_TASK INPUTS_.
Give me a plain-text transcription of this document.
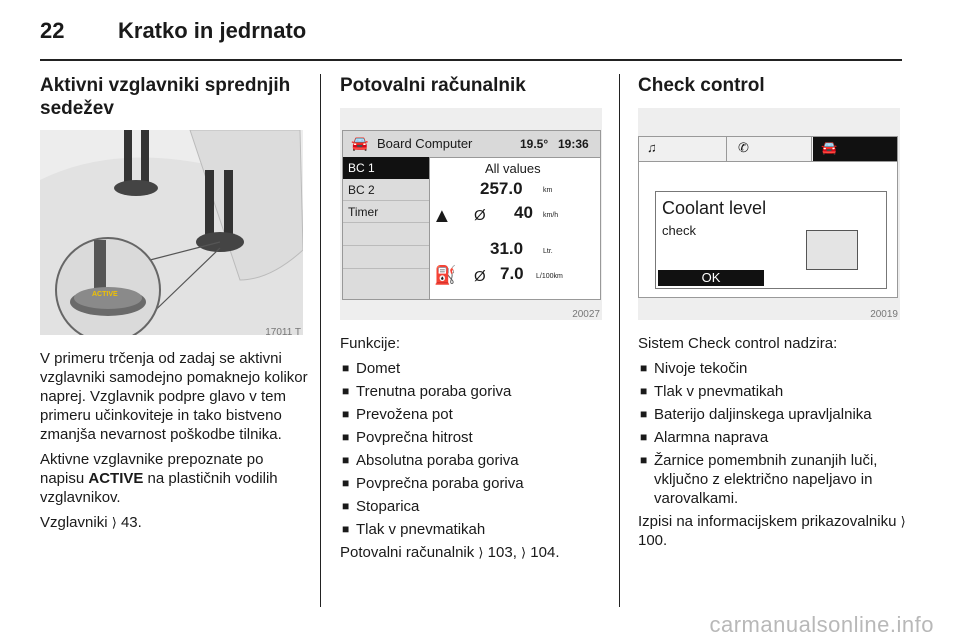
22 Kratko in jedrnato
Aktivni vzglavniki sprednjih sedežev
ACTIVE
17011 T

V primeru trčenja od zadaj se aktivni vzglavniki samodejno pomaknejo kolikor naprej. Vzglavnik podpre glavo v tem primeru učinkoviteje in tako bistveno zmanjša nevarnost poškodbe tilnika.

Aktivne vzglavnike prepoznate po napisu ACTIVE na plastičnih vodilih vzglavnikov.

Vzglavniki ⟩ 43.

Potovalni računalnik
🚘 Board Computer	19.5° 19:36
BC 1
BC 2
Timer
All values
▲
257.0	km
Ø 40 km/h
⛽
31.0	Ltr.
Ø 7.0 L/100km
20027

Funkcije:

■ Domet
■ Trenutna poraba goriva
■ Prevožena pot
■ Povprečna hitrost
■ Absolutna poraba goriva
■ Povprečna poraba goriva
■ Stoparica
■ Tlak v pnevmatikah

Potovalni računalnik ⟩ 103, ⟩ 104.

Check control
♫	✆	🚘
Coolant level
check
OK
20019

Sistem Check control nadzira:

■ Nivoje tekočin
■ Tlak v pnevmatikah
■ Baterijo daljinskega upravljalnika
■ Alarmna naprava
■ Žarnice pomembnih zunanjih luči, vključno z električno napeljavo in varovalkami.

Izpisi na informacijskem prikazovalniku ⟩ 100.

carmanualsonline.info
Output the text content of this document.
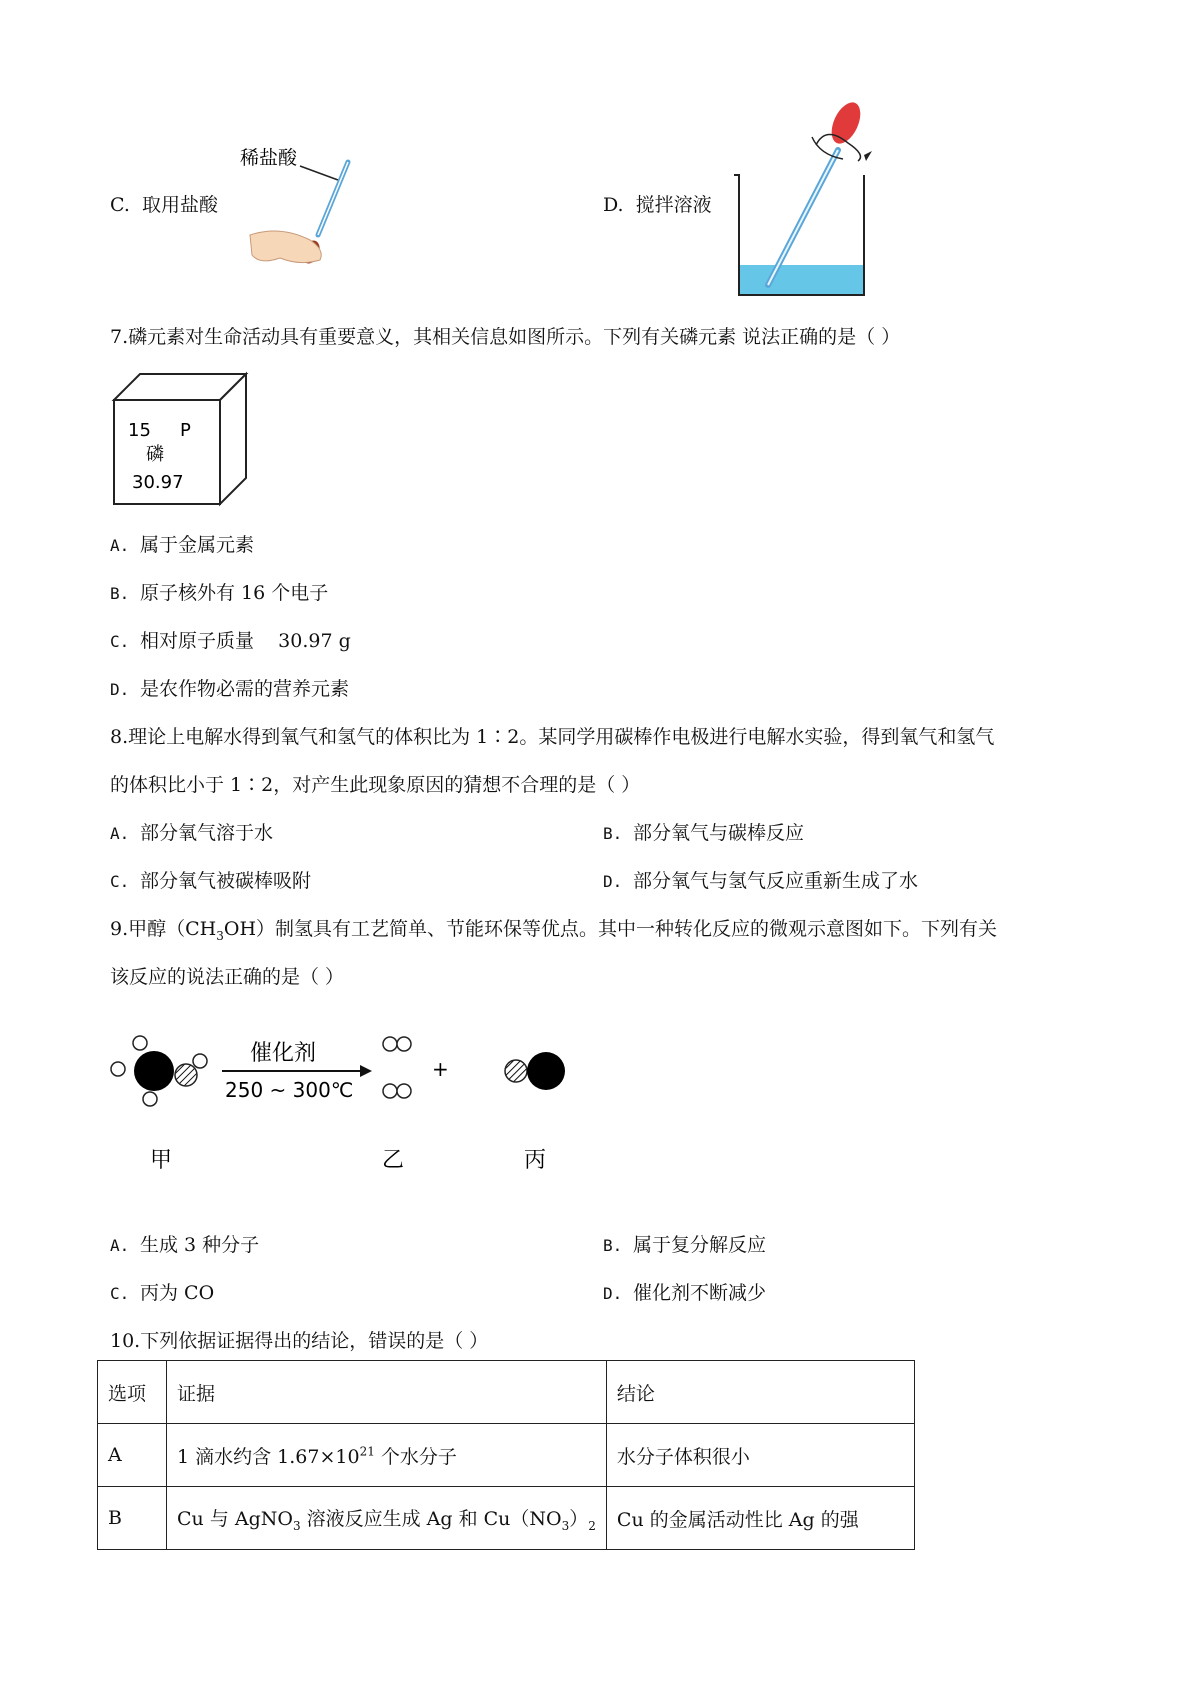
C. 取用盐酸
稀盐酸
D. 搅拌溶液
7.磷元素对生命活动具有重要意义，其相关信息如图所示。下列有关磷元素 说法正确的是（ ）
15 P
磷
30.97
A. 属于金属元素
B. 原子核外有 16 个电子
C. 相对原子质量    30.97 g
D. 是农作物必需的营养元素
8.理论上电解水得到氧气和氢气的体积比为 1∶2。某同学用碳棒作电极进行电解水实验，得到氧气和氢气
的体积比小于 1∶2，对产生此现象原因的猜想不合理的是（ ）
A. 部分氧气溶于水	B. 部分氧气与碳棒反应
C. 部分氧气被碳棒吸附	D. 部分氧气与氢气反应重新生成了水
9.甲醇$(CH_3OH)$制氢具有工艺简单、节能环保等优点。其中一种转化反应的微观示意图如下。下列有关
该反应的说法正确的是（ ）
催化剂
250 ~ 300℃
+
甲	乙	丙
A. 生成 3 种分子	B. 属于复分解反应
C. 丙为 CO	D. 催化剂不断减少
10.下列依据证据得出的结论，错误的是（ ）
选项	证据	结论
A	1 滴水约含 $1.67\times 10^{21}$ 个水分子	水分子体积很小
B	Cu 与 AgNO$_3$ 溶液反应生成 Ag 和 $Cu(NO_3)_2$	Cu 的金属活动性比 Ag 的强
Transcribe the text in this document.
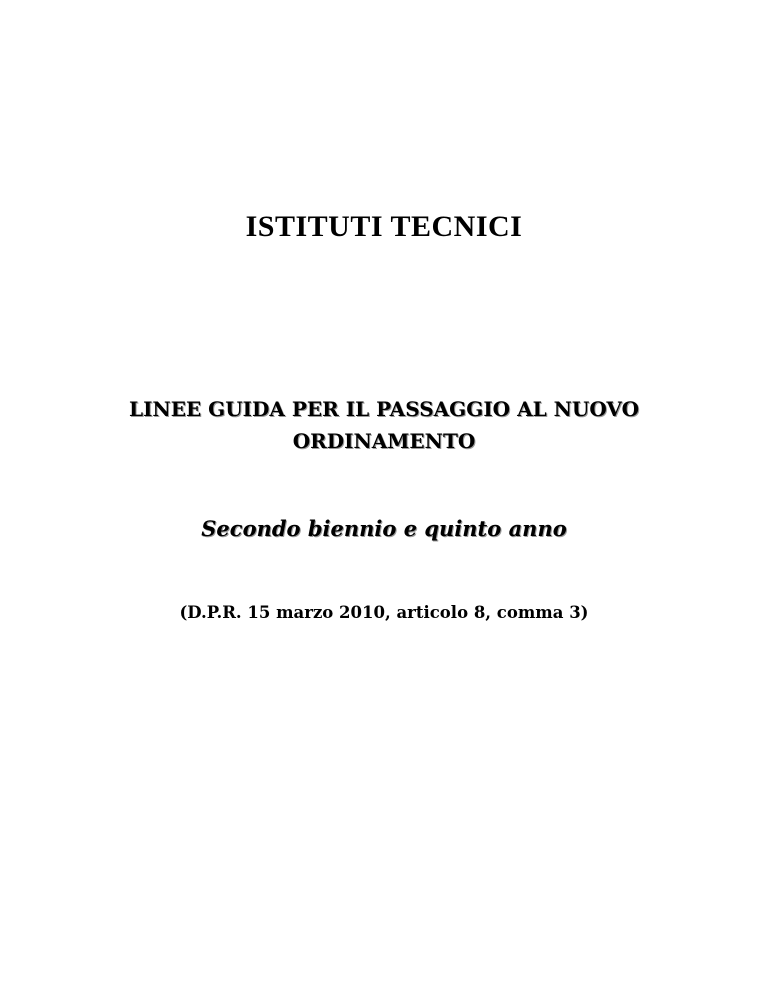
ISTITUTI TECNICI
LINEE GUIDA PER IL PASSAGGIO AL NUOVO
ORDINAMENTO
Secondo biennio e quinto anno
(D.P.R. 15 marzo 2010, articolo 8, comma 3)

_GOAL_. Copy only the lines running from the one that holds "Transcribe the text in this document." through the last line of the data, and include both of those lines. Do not copy any pictures.

_OUTPUT OF THE TASK_.
Transcribe the text in this document.
ISTITUTI TECNICI
LINEE GUIDA PER IL PASSAGGIO AL NUOVO
ORDINAMENTO
Secondo biennio e quinto anno
(D.P.R. 15 marzo 2010, articolo 8, comma 3)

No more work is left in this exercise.